begin

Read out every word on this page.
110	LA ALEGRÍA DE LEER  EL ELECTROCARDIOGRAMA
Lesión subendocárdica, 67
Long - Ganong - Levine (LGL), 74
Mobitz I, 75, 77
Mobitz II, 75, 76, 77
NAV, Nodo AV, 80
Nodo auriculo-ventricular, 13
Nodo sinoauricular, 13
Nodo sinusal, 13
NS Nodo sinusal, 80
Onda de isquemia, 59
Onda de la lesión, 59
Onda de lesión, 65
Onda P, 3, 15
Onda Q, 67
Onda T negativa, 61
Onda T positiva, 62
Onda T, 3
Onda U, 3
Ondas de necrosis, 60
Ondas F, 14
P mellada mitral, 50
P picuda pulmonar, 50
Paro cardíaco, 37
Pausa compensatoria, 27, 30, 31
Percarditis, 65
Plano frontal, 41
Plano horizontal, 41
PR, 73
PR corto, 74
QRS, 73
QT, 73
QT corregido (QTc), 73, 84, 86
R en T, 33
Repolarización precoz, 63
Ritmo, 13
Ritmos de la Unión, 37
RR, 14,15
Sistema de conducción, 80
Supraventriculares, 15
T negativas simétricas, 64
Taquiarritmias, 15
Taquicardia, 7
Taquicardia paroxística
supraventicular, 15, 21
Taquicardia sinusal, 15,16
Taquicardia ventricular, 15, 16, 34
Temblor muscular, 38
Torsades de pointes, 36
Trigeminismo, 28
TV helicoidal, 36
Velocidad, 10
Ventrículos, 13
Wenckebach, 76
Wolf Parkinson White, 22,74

end

## Goal of the exercise
Please give back all of the records exactly as written.

## Answer for the task
Read out every word on this page.
110	LA ALEGRÍA DE LEER  EL ELECTROCARDIOGRAMA
Lesión subendocárdica, 67
Long - Ganong - Levine (LGL), 74
Mobitz I, 75, 77
Mobitz II, 75, 76, 77
NAV, Nodo AV, 80
Nodo auriculo-ventricular, 13
Nodo sinoauricular, 13
Nodo sinusal, 13
NS Nodo sinusal, 80
Onda de isquemia, 59
Onda de la lesión, 59
Onda de lesión, 65
Onda P, 3, 15
Onda Q, 67
Onda T negativa, 61
Onda T positiva, 62
Onda T, 3
Onda U, 3
Ondas de necrosis, 60
Ondas F, 14
P mellada mitral, 50
P picuda pulmonar, 50
Paro cardíaco, 37
Pausa compensatoria, 27, 30, 31
Percarditis, 65
Plano frontal, 41
Plano horizontal, 41
PR, 73
PR corto, 74
QRS, 73
QT, 73
QT corregido (QTc), 73, 84, 86
R en T, 33
Repolarización precoz, 63
Ritmo, 13
Ritmos de la Unión, 37
RR, 14,15
Sistema de conducción, 80
Supraventriculares, 15
T negativas simétricas, 64
Taquiarritmias, 15
Taquicardia, 7
Taquicardia paroxística
supraventicular, 15, 21
Taquicardia sinusal, 15,16
Taquicardia ventricular, 15, 16, 34
Temblor muscular, 38
Torsades de pointes, 36
Trigeminismo, 28
TV helicoidal, 36
Velocidad, 10
Ventrículos, 13
Wenckebach, 76
Wolf Parkinson White, 22,74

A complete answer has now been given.